SELECTED EXCERPT —
And Zoe feels more comfortable as she is now, despite the change not being of her choice. 

All that is to say I (and likely most people) don't realize that the body can do some very unexpected things. And even if it doesn't, sometimes you find out what you thought you were or others thought your were and you kind of went along as expected... wasn't really who you end up needing to be for yourself. 

I respect the courage these journeys take. I respect the strength it takes to be true to who you are at any point in your life - and if that changes, to follow the new direction. 

And I am glad there are a decent portion of people who will adapt to such changes and to show understanding and decency. 

Wish you all the best, Susan. 

Tom B
Ottawa,ON

On Sat, Feb 6, 2021 at 3:37 AM Nicole Susans <xxxxxx@gmail.com> wrote:
Wednesday February 6th 2013. I remember the day very well. That night I sat in my kitchen and wrote an email. It was to the editors who had published my writing. My writing has always been incredibly important to me.

It asked a very simple request, to charge the name of the author on work from my dead name to a female name. I was terrified, I thought I'd be seen as a freak and pervert. I don't know how long my finger hovered over the send button. It seemed forever, certainly longer than ten minutes. Of course, my fears were totally unfounded, I was met with nothing but support and acceptance. I still have the replies and treasure them.

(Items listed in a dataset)
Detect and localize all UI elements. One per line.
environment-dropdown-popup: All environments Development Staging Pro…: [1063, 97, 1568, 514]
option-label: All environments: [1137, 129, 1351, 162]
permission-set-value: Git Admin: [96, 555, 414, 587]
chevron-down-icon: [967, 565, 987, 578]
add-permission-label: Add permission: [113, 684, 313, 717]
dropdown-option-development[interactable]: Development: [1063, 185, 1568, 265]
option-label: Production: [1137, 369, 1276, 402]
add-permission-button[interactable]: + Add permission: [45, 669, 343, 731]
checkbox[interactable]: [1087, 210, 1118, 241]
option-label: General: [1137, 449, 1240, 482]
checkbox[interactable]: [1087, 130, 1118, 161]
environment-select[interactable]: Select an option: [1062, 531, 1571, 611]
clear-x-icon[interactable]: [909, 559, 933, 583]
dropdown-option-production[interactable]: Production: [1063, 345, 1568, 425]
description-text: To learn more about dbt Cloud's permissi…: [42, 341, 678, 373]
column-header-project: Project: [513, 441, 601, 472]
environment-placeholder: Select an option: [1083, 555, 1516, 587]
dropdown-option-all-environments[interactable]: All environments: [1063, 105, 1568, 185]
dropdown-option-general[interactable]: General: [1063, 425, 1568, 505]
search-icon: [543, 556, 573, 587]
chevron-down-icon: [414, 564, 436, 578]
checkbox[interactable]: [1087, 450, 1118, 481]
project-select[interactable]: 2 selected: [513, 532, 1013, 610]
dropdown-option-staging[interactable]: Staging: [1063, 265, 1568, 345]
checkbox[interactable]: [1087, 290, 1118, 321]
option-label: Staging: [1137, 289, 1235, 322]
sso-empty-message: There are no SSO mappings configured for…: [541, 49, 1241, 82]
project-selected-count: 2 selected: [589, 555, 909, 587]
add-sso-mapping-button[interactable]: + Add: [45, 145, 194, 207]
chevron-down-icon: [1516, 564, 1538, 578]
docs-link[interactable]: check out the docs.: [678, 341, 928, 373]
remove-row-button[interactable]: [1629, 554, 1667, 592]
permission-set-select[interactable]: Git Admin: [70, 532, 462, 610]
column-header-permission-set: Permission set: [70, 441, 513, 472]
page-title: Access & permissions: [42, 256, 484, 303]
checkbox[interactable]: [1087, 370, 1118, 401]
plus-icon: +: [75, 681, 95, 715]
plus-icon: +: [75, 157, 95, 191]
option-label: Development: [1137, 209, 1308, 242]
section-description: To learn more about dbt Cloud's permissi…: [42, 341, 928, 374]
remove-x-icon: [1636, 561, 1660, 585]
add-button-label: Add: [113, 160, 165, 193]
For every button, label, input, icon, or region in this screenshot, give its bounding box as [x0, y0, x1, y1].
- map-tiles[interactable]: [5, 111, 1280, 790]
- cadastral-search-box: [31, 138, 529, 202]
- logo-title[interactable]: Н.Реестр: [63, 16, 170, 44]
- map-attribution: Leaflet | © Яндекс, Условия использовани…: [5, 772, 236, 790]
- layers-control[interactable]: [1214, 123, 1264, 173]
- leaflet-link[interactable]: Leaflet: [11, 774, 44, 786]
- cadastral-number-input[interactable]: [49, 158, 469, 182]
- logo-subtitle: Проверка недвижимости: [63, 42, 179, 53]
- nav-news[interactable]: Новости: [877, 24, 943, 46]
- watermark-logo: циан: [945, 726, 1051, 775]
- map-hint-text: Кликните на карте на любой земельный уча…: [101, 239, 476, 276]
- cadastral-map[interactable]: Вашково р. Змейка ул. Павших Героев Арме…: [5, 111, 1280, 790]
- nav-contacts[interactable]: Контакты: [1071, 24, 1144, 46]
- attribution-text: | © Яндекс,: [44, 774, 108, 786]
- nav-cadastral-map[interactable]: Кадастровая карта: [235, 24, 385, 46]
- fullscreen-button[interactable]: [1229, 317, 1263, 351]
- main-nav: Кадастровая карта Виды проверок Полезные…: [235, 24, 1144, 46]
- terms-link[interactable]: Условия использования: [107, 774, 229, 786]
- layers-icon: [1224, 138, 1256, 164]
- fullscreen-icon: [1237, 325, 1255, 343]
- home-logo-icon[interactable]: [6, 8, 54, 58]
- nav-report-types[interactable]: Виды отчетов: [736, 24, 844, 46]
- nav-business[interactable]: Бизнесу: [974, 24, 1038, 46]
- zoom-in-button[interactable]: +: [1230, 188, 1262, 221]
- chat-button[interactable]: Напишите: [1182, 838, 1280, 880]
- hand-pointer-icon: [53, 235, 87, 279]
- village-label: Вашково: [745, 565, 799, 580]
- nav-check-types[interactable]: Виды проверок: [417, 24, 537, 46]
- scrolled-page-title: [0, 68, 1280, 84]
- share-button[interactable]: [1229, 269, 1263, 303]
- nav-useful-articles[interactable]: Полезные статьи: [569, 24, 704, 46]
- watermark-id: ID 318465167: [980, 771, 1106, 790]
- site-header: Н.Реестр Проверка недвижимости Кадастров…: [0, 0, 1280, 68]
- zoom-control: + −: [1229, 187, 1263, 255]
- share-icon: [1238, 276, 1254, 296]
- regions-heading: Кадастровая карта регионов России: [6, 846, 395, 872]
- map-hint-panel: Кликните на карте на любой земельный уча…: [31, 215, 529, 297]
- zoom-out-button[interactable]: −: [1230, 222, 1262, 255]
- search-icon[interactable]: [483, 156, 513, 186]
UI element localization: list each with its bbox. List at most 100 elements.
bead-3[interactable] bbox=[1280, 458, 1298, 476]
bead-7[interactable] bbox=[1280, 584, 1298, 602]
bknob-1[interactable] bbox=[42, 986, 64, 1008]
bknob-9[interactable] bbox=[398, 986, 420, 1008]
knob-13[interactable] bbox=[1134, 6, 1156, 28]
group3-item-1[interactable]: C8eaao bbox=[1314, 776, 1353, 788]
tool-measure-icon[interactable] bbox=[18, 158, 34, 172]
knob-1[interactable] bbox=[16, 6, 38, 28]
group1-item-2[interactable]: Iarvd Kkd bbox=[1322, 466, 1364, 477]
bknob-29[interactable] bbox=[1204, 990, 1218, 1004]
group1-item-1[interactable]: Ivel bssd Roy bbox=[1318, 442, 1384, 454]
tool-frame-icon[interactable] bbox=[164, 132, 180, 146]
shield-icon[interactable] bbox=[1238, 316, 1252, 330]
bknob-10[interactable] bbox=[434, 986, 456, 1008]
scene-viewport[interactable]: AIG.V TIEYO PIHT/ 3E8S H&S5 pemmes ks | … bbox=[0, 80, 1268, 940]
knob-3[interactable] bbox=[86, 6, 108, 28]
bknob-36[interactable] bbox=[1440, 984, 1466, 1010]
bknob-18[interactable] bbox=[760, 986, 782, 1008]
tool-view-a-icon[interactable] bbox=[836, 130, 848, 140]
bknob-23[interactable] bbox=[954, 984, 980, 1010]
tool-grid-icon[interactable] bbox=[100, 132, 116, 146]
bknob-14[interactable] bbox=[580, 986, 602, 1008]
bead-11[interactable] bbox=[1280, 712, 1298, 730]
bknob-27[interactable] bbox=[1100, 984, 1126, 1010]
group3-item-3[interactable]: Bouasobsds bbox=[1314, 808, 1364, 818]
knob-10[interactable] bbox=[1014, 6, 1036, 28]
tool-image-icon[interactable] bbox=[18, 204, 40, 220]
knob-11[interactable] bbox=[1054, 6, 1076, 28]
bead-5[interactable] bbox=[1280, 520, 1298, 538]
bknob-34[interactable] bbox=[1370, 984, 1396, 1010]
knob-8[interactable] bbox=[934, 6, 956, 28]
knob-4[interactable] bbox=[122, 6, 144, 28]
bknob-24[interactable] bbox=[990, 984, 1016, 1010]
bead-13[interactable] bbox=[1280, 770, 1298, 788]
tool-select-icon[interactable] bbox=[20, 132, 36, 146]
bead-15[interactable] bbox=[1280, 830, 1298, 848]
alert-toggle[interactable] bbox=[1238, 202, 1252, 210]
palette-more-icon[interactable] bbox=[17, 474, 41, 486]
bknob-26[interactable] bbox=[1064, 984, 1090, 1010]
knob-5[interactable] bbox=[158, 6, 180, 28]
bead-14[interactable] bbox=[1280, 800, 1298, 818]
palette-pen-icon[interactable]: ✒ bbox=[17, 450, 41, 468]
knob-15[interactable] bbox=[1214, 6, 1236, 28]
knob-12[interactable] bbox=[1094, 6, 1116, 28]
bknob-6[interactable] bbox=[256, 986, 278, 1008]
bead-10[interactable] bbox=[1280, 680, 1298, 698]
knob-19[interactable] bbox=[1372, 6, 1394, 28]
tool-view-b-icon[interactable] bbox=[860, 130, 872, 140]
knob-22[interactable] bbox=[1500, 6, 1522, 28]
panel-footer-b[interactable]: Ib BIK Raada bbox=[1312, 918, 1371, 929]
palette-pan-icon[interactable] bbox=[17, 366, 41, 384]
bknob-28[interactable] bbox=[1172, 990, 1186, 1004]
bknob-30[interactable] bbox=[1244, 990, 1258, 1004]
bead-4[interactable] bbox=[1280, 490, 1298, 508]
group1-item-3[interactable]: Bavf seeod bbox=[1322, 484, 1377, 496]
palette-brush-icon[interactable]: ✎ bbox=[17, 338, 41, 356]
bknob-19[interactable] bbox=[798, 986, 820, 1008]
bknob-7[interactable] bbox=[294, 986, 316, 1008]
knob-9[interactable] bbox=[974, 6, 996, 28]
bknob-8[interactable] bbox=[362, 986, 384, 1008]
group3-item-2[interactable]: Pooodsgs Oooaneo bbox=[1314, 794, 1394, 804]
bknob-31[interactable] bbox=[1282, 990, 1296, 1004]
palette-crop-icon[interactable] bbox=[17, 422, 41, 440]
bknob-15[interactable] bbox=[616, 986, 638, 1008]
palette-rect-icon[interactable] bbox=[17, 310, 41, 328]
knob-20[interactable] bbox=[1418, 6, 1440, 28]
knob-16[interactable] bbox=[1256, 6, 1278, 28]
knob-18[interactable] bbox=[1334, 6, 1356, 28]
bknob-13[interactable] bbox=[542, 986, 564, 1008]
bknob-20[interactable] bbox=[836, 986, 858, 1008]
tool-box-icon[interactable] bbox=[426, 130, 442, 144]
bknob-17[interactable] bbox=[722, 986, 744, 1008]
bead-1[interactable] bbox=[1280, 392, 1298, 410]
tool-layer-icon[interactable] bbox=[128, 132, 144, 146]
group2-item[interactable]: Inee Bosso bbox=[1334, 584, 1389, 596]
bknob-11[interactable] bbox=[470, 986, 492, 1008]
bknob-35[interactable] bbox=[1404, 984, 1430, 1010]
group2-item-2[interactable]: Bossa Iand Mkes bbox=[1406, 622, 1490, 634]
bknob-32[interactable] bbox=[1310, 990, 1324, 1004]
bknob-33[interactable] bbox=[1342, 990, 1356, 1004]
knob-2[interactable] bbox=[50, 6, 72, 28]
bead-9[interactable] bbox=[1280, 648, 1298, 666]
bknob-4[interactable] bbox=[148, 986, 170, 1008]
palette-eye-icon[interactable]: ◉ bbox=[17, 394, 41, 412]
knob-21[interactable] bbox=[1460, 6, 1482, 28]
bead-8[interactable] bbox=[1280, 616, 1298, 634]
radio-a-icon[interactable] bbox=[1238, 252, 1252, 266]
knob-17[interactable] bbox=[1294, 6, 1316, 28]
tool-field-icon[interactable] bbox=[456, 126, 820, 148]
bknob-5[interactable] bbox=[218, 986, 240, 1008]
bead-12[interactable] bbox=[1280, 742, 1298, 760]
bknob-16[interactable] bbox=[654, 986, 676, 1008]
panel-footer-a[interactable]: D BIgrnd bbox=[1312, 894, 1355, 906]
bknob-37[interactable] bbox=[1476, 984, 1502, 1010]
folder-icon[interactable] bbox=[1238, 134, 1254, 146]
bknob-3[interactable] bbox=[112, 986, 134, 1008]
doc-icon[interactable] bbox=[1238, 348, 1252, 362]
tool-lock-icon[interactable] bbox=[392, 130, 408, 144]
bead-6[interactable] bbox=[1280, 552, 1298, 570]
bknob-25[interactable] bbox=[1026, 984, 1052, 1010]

TASK INSTRUCTIONS —
Copy the email exchange above in full, word for word.

ANSWER TO THIS TASK —
And Zoe feels more comfortable as she is now, despite the change not being of her choice. 

All that is to say I (and likely most people) don't realize that the body can do some very unexpected things. And even if it doesn't, sometimes you find out what you thought you were or others thought your were and you kind of went along as expected... wasn't really who you end up needing to be for yourself. 

I respect the courage these journeys take. I respect the strength it takes to be true to who you are at any point in your life - and if that changes, to follow the new direction. 

And I am glad there are a decent portion of people who will adapt to such changes and to show understanding and decency. 

Wish you all the best, Susan. 

Tom B
Ottawa,ON

On Sat, Feb 6, 2021 at 3:37 AM Nicole Susans <xxxxxx@gmail.com> wrote:
Wednesday February 6th 2013. I remember the day very well. That night I sat in my kitchen and wrote an email. It was to the editors who had published my writing. My writing has always been incredibly important to me.

It asked a very simple request, to charge the name of the author on work from my dead name to a female name. I was terrified, I thought I'd be seen as a freak and pervert. I don't know how long my finger hovered over the send button. It seemed forever, certainly longer than ten minutes. Of course, my fears were totally unfounded, I was met with nothing but support and acceptance. I still have the replies and treasure them.